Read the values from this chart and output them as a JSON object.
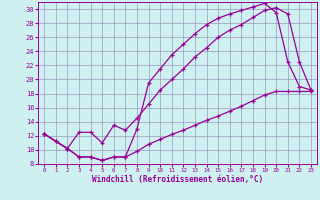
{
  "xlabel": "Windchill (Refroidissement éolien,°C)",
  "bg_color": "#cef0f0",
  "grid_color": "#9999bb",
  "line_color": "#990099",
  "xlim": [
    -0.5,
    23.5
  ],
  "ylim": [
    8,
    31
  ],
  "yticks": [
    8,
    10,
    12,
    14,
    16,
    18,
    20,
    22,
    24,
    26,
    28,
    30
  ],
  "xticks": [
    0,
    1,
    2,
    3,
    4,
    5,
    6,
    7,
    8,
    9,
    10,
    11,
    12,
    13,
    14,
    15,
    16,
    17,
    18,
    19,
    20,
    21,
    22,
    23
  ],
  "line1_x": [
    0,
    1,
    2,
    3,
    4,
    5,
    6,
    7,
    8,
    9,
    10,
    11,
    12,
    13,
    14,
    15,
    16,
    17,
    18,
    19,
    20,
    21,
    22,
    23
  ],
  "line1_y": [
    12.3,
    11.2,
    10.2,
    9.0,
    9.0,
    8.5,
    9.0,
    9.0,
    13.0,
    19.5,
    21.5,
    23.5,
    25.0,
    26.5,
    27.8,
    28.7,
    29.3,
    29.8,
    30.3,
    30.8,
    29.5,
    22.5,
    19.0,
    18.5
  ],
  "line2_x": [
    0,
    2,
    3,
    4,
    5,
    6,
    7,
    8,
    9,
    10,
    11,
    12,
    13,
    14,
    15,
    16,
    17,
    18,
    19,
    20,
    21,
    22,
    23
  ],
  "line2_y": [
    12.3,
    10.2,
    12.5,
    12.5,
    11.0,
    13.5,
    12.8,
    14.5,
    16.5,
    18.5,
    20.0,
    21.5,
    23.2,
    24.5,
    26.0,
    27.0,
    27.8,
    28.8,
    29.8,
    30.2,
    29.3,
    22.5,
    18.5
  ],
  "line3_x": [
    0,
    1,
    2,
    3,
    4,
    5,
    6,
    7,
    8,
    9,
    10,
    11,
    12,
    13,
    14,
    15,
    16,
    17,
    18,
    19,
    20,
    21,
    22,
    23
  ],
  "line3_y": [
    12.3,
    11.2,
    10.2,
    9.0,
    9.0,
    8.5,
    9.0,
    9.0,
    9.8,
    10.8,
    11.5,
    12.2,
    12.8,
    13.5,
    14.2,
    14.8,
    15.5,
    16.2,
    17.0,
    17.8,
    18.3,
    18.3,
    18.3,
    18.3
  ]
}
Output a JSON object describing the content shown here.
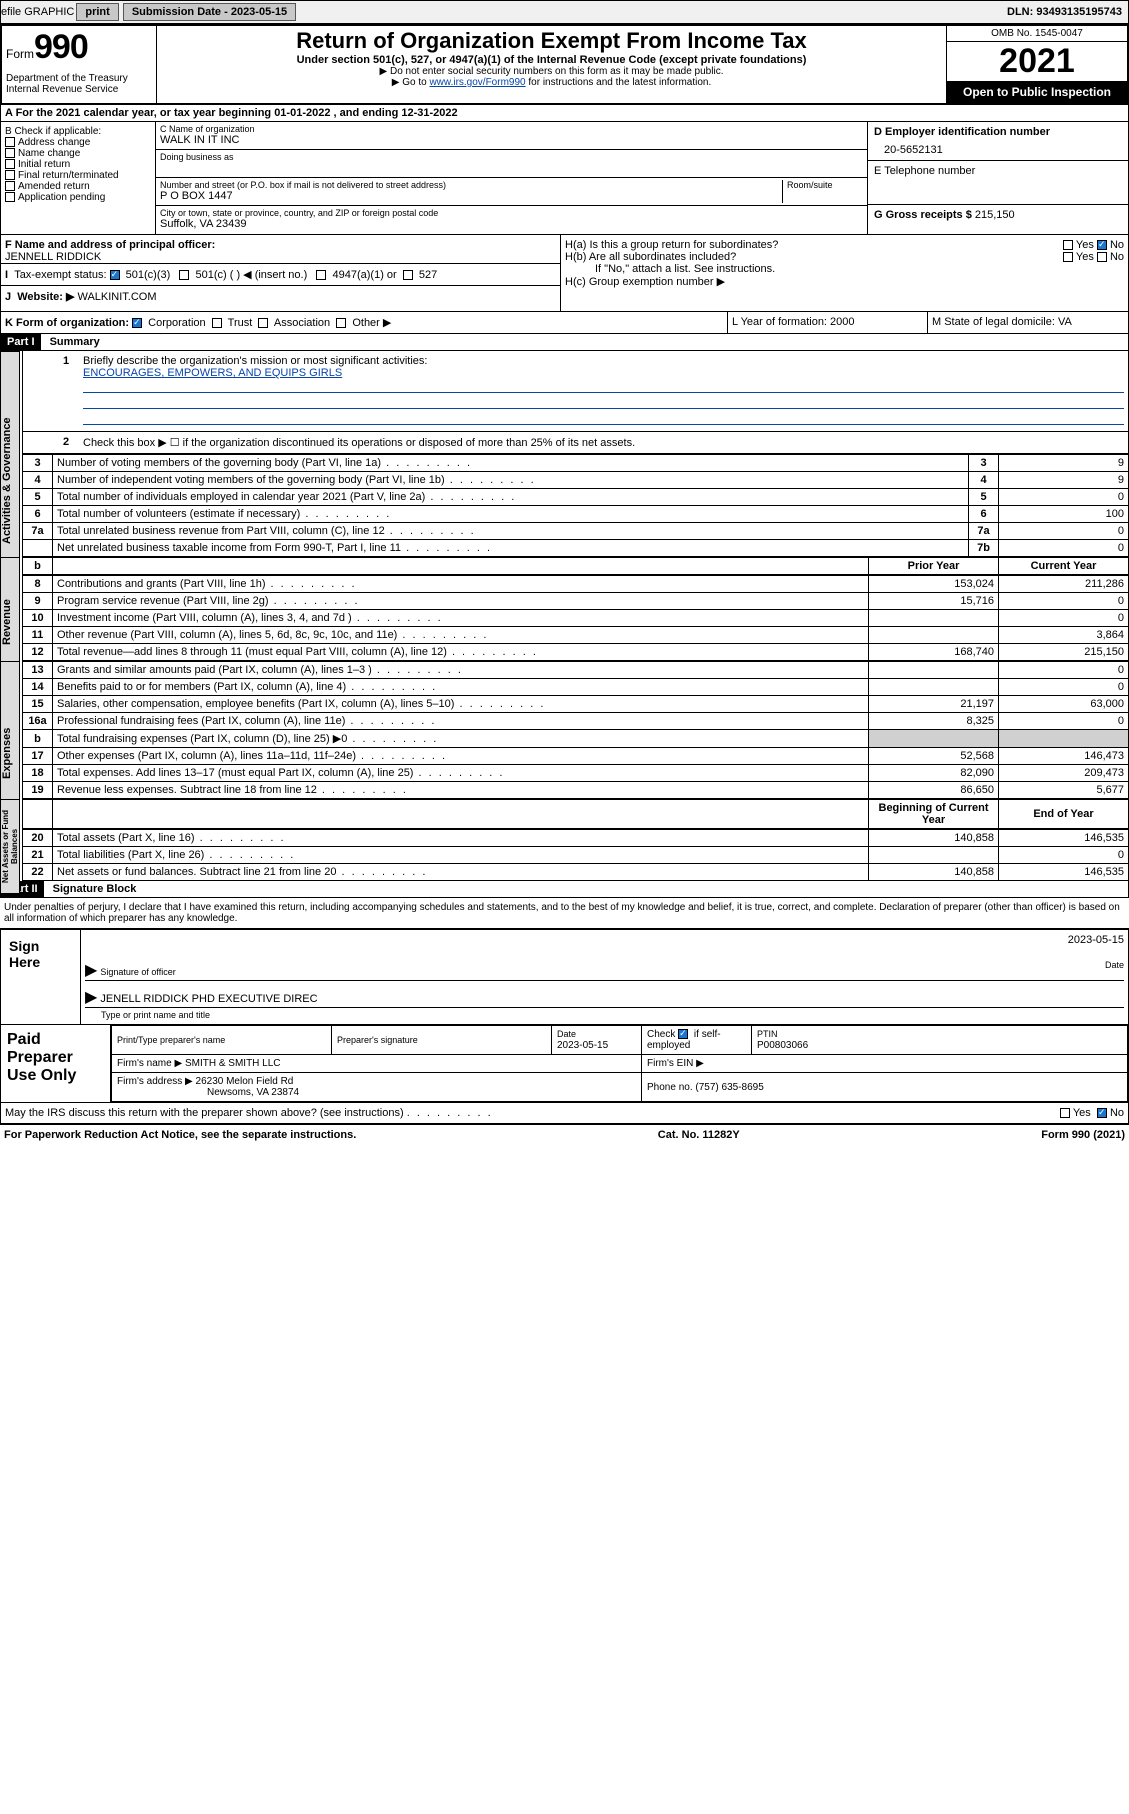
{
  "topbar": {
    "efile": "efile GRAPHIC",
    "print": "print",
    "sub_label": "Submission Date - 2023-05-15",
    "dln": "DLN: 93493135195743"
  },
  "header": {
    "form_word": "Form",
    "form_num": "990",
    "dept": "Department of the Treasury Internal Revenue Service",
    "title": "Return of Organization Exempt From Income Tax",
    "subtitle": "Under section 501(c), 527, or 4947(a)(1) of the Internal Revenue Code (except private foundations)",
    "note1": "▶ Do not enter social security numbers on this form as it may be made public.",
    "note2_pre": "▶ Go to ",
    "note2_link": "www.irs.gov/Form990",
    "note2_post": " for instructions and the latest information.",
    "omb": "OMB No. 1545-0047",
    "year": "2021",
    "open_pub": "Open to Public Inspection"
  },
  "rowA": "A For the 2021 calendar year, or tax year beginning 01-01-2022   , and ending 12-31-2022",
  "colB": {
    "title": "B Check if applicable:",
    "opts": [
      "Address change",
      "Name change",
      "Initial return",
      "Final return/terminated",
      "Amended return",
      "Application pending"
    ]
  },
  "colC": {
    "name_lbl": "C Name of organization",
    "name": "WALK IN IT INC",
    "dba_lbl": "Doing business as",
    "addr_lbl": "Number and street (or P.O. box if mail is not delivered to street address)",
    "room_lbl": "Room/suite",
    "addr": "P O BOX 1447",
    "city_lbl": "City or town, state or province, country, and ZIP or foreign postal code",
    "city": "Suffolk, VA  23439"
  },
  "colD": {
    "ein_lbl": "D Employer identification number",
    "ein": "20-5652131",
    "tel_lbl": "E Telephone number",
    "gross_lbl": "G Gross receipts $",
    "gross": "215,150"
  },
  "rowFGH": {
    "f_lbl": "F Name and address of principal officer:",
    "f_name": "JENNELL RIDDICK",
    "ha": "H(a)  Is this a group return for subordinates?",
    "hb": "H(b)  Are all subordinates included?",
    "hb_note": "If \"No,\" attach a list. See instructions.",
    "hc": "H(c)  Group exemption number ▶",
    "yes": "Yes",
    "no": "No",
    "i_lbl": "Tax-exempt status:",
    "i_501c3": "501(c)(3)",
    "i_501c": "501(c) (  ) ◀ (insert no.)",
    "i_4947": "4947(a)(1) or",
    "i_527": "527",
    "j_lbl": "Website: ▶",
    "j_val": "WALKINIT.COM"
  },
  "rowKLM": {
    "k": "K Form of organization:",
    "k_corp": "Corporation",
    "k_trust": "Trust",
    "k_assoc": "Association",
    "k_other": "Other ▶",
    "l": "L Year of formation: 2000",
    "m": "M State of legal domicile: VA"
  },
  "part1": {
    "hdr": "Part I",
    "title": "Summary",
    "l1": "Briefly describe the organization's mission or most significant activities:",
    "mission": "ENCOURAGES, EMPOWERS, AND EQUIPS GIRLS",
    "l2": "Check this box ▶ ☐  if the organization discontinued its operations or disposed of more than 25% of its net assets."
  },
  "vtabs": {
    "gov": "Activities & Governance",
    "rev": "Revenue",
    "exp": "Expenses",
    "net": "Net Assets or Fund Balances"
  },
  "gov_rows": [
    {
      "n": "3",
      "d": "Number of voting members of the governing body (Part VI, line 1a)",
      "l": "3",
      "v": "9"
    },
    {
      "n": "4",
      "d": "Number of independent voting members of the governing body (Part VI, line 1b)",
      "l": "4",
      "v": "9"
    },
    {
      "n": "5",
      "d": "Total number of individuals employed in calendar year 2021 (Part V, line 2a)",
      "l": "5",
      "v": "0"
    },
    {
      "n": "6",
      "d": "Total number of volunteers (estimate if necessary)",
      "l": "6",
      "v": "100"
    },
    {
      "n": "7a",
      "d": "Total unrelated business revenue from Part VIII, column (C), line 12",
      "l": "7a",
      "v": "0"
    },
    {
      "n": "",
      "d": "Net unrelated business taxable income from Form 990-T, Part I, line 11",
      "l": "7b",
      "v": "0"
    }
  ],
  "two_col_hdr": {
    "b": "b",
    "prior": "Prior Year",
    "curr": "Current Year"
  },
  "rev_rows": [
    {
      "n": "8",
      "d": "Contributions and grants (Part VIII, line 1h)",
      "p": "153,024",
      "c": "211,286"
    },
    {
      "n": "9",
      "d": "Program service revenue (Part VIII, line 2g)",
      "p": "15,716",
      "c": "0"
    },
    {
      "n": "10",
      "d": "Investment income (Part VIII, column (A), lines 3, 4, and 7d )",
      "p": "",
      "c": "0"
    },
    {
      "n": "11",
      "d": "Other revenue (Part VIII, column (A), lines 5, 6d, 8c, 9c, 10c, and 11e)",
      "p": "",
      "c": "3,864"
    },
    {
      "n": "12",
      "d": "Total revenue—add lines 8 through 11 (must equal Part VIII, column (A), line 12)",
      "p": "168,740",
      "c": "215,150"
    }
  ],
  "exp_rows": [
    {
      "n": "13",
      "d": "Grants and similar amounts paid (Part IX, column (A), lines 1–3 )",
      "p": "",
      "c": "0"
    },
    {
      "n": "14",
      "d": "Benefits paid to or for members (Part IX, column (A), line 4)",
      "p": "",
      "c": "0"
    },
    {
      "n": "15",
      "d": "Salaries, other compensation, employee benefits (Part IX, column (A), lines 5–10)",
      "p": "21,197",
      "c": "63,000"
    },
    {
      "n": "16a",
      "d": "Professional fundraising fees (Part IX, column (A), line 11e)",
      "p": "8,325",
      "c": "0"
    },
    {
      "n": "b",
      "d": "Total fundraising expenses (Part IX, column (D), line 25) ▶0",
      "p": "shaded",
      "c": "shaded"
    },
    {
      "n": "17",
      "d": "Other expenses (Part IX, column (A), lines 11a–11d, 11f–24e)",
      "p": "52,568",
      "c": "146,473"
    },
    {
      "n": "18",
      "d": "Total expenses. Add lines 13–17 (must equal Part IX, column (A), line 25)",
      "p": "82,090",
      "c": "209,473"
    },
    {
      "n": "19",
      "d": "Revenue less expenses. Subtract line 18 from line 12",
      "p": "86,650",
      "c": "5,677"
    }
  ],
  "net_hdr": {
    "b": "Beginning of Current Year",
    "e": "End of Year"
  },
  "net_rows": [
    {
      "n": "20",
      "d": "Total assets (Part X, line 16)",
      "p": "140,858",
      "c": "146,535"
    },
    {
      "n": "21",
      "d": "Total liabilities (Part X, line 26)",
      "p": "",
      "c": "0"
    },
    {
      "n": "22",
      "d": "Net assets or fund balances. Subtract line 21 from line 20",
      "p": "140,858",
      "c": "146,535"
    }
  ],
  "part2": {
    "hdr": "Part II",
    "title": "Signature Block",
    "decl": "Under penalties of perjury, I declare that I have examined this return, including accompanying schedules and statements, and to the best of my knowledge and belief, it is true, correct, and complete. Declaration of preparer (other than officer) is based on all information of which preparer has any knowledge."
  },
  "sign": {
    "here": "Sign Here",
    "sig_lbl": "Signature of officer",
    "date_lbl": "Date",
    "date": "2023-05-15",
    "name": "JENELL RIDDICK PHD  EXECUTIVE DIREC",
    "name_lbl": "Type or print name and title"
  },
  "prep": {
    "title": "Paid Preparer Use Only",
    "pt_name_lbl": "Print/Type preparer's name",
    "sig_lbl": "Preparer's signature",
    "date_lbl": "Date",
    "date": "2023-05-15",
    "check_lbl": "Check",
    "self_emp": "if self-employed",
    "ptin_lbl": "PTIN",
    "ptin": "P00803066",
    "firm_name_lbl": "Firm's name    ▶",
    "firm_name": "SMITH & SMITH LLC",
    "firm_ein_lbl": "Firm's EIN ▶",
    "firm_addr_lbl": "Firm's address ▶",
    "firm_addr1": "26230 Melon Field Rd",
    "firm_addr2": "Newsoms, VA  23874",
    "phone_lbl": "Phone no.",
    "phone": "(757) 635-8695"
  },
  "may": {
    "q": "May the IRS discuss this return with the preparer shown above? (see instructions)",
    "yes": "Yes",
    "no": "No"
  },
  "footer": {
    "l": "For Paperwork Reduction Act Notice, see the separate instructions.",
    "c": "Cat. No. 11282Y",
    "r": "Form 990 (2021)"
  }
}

####

* [Instructions to follow]
For each line above that contains the word "employed", copy that line.

* [Answer for this exercise]
      "d": "Total number of individuals employed in calendar year 2021 (Part V, line 2a)",
    "self_emp": "if self-employed",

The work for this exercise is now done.